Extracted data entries
BEGIN
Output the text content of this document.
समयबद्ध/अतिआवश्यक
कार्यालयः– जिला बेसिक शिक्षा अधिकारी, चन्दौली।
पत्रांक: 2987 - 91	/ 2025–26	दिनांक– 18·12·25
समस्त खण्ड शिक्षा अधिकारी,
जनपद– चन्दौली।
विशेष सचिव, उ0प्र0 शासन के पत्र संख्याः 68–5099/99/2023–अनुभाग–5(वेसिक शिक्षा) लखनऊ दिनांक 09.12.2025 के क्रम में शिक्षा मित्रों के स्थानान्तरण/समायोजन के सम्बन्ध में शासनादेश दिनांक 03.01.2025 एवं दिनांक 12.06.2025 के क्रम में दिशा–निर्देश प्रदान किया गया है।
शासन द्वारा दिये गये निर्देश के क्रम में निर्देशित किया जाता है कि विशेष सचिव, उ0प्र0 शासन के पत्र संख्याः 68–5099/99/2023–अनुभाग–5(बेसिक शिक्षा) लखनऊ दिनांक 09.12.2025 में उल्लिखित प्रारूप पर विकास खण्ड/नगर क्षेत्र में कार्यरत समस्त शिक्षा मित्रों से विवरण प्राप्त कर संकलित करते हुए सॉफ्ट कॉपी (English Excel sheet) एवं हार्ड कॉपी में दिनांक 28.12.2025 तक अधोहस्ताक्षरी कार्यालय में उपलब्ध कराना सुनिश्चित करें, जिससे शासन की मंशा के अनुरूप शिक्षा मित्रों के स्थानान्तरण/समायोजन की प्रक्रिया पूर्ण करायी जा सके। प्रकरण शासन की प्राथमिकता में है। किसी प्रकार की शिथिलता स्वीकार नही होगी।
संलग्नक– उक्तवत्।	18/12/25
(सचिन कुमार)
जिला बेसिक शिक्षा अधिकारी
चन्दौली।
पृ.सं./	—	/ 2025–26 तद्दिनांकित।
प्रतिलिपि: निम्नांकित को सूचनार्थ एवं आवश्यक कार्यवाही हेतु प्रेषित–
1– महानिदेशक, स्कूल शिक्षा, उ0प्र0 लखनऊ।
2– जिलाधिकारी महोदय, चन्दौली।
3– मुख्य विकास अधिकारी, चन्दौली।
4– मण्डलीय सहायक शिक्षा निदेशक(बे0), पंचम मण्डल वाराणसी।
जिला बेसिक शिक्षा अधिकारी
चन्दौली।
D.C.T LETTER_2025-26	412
END
SET PROBLEM
What do the records say? Quote them all exactly.

TASK ANSWER
Output the text content of this document.
समयबद्ध/अतिआवश्यक
कार्यालयः– जिला बेसिक शिक्षा अधिकारी, चन्दौली।
पत्रांक: 2987 - 91	/ 2025–26	दिनांक– 18·12·25
समस्त खण्ड शिक्षा अधिकारी,
जनपद– चन्दौली।
विशेष सचिव, उ0प्र0 शासन के पत्र संख्याः 68–5099/99/2023–अनुभाग–5(वेसिक शिक्षा) लखनऊ दिनांक 09.12.2025 के क्रम में शिक्षा मित्रों के स्थानान्तरण/समायोजन के सम्बन्ध में शासनादेश दिनांक 03.01.2025 एवं दिनांक 12.06.2025 के क्रम में दिशा–निर्देश प्रदान किया गया है।
शासन द्वारा दिये गये निर्देश के क्रम में निर्देशित किया जाता है कि विशेष सचिव, उ0प्र0 शासन के पत्र संख्याः 68–5099/99/2023–अनुभाग–5(बेसिक शिक्षा) लखनऊ दिनांक 09.12.2025 में उल्लिखित प्रारूप पर विकास खण्ड/नगर क्षेत्र में कार्यरत समस्त शिक्षा मित्रों से विवरण प्राप्त कर संकलित करते हुए सॉफ्ट कॉपी (English Excel sheet) एवं हार्ड कॉपी में दिनांक 28.12.2025 तक अधोहस्ताक्षरी कार्यालय में उपलब्ध कराना सुनिश्चित करें, जिससे शासन की मंशा के अनुरूप शिक्षा मित्रों के स्थानान्तरण/समायोजन की प्रक्रिया पूर्ण करायी जा सके। प्रकरण शासन की प्राथमिकता में है। किसी प्रकार की शिथिलता स्वीकार नही होगी।
संलग्नक– उक्तवत्।	18/12/25
(सचिन कुमार)
जिला बेसिक शिक्षा अधिकारी
चन्दौली।
पृ.सं./	—	/ 2025–26 तद्दिनांकित।
प्रतिलिपि: निम्नांकित को सूचनार्थ एवं आवश्यक कार्यवाही हेतु प्रेषित–
1– महानिदेशक, स्कूल शिक्षा, उ0प्र0 लखनऊ।
2– जिलाधिकारी महोदय, चन्दौली।
3– मुख्य विकास अधिकारी, चन्दौली।
4– मण्डलीय सहायक शिक्षा निदेशक(बे0), पंचम मण्डल वाराणसी।
जिला बेसिक शिक्षा अधिकारी
चन्दौली।
D.C.T LETTER_2025-26	412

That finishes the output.